▶ Exercise aim
Wherever a line in the data below holds "caption", copy that line.

▶ Data shown
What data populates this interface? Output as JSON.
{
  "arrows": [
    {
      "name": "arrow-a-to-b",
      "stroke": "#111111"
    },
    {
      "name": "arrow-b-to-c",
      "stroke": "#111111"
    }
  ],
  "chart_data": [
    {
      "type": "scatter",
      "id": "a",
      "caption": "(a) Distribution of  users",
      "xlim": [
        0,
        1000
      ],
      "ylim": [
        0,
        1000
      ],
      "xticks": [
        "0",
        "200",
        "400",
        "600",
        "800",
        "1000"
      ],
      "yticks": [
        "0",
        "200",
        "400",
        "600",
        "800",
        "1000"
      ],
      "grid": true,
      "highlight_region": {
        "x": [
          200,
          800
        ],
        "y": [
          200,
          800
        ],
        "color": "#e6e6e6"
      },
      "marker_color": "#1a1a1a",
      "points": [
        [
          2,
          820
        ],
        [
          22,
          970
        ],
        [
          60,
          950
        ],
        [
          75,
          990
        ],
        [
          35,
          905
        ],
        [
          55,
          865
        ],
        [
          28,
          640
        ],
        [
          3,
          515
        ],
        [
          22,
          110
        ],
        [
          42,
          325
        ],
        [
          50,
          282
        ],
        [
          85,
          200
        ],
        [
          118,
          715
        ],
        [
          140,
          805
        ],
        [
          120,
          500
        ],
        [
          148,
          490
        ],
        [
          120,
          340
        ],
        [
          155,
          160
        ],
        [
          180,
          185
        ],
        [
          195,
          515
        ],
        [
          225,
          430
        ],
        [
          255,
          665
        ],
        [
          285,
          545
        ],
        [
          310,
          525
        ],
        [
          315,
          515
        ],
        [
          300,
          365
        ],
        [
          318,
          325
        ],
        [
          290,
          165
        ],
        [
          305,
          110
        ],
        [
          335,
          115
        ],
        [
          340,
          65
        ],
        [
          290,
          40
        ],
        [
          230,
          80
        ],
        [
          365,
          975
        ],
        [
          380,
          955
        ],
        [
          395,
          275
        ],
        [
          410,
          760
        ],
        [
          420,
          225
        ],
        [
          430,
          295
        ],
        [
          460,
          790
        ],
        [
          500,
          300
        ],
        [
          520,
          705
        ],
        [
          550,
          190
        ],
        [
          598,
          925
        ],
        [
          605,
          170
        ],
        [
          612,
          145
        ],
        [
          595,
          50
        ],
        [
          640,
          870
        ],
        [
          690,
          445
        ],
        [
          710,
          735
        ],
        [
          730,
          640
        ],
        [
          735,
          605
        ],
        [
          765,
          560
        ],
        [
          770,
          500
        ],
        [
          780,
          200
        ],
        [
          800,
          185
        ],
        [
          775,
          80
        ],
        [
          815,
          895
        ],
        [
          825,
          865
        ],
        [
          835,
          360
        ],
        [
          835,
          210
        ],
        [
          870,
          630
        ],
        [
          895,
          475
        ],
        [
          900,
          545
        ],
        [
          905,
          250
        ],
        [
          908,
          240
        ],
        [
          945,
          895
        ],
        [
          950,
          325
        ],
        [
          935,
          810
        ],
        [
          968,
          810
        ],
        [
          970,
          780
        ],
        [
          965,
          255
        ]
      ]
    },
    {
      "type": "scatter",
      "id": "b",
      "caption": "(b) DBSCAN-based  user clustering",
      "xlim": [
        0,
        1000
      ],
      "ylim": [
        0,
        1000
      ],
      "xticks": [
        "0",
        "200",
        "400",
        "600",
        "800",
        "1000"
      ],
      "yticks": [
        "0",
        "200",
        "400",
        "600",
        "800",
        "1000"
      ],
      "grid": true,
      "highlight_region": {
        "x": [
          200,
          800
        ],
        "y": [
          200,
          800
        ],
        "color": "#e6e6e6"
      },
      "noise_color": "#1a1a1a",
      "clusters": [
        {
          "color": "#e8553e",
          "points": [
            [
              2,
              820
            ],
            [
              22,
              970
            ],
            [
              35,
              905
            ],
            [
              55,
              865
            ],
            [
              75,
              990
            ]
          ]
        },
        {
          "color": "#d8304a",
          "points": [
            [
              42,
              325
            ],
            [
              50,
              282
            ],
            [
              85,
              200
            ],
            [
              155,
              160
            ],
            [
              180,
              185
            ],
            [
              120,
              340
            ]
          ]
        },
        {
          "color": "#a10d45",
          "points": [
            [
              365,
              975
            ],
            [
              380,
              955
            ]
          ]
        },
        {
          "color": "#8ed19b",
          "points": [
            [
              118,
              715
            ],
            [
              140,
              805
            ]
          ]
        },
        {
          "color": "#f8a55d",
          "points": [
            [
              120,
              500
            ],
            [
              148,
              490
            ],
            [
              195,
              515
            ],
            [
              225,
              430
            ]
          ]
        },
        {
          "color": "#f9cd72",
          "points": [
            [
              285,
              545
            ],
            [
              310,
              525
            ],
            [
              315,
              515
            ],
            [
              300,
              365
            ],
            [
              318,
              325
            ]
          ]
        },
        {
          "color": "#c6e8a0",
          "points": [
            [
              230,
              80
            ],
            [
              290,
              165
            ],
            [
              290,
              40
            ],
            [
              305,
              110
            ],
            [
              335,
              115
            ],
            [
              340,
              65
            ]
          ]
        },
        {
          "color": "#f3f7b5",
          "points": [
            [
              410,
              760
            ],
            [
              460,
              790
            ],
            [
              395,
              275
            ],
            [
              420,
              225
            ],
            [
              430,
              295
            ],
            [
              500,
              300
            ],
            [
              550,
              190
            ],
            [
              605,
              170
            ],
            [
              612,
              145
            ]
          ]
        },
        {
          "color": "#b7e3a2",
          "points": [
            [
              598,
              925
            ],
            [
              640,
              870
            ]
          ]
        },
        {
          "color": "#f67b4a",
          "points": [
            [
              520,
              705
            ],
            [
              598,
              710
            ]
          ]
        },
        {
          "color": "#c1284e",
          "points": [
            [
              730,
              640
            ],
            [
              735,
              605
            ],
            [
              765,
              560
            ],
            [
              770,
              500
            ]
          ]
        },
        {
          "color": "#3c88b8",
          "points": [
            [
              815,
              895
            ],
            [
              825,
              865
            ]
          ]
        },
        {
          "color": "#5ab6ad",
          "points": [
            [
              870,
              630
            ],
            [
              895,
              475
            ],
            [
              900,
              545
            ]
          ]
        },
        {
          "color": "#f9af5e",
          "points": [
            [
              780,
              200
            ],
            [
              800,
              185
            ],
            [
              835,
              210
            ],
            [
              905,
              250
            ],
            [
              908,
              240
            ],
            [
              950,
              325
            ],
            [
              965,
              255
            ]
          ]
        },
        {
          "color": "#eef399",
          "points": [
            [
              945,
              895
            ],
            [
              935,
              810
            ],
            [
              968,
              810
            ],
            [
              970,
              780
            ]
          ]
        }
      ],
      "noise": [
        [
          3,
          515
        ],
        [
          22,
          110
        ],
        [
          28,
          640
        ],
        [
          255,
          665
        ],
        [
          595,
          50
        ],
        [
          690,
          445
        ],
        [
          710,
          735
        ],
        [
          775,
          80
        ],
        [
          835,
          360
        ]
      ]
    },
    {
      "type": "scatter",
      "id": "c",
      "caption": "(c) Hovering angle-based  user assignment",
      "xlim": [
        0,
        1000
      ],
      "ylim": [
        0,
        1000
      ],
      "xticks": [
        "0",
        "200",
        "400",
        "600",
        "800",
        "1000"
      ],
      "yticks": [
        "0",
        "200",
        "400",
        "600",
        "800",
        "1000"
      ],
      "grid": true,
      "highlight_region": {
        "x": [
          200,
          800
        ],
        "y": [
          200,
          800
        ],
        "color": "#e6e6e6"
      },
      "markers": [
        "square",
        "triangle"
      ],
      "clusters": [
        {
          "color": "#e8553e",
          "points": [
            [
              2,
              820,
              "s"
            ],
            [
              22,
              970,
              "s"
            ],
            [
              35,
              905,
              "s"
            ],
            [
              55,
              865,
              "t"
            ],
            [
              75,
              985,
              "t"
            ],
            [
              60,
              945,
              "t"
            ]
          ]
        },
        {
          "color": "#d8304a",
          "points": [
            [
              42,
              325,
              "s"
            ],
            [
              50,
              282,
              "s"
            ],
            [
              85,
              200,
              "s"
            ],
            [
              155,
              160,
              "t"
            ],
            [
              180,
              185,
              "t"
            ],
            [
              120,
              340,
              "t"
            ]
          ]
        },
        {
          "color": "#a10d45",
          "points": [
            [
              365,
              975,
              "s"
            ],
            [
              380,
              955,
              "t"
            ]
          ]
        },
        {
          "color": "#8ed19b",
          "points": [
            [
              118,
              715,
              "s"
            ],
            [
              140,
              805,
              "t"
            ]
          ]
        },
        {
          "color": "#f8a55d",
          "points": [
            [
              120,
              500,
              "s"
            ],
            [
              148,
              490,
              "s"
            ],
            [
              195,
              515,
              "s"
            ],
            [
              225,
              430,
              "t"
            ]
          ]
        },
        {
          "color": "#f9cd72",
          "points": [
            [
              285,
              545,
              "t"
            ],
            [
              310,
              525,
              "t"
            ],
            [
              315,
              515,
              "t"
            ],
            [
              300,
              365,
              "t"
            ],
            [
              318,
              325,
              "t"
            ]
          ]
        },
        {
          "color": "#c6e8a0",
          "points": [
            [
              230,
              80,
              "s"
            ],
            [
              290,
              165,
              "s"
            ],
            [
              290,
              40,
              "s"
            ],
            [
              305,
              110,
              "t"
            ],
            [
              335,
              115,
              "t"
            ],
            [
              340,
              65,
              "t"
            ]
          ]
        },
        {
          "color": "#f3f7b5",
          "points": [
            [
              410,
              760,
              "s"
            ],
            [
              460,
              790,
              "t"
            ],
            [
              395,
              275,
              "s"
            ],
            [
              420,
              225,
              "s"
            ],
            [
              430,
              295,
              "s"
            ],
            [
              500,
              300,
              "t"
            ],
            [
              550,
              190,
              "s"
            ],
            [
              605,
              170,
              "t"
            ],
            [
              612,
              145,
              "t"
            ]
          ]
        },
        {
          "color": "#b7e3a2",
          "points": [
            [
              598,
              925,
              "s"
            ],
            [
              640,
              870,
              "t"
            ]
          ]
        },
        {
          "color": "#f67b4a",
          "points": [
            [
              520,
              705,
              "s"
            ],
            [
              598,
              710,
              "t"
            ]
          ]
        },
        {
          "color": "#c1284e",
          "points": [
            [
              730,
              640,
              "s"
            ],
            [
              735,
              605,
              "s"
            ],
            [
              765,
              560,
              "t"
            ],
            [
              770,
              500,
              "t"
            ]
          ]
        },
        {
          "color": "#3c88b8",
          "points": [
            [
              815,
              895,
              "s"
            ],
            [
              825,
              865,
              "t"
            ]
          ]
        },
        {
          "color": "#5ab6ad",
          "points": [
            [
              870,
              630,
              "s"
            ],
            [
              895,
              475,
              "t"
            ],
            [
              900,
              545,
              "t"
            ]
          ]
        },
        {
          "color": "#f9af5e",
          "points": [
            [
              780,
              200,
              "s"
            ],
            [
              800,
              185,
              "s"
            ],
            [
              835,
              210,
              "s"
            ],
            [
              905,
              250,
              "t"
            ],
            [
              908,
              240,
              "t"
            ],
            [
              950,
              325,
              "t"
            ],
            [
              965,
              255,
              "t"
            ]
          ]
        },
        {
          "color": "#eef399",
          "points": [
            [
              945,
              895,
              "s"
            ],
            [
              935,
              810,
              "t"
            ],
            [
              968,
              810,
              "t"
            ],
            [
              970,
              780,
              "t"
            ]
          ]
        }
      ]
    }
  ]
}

▶ Correct response
      "caption": "(a) Distribution of  users",
      "caption": "(b) DBSCAN-based  user clustering",
      "caption": "(c) Hovering angle-based  user assignment",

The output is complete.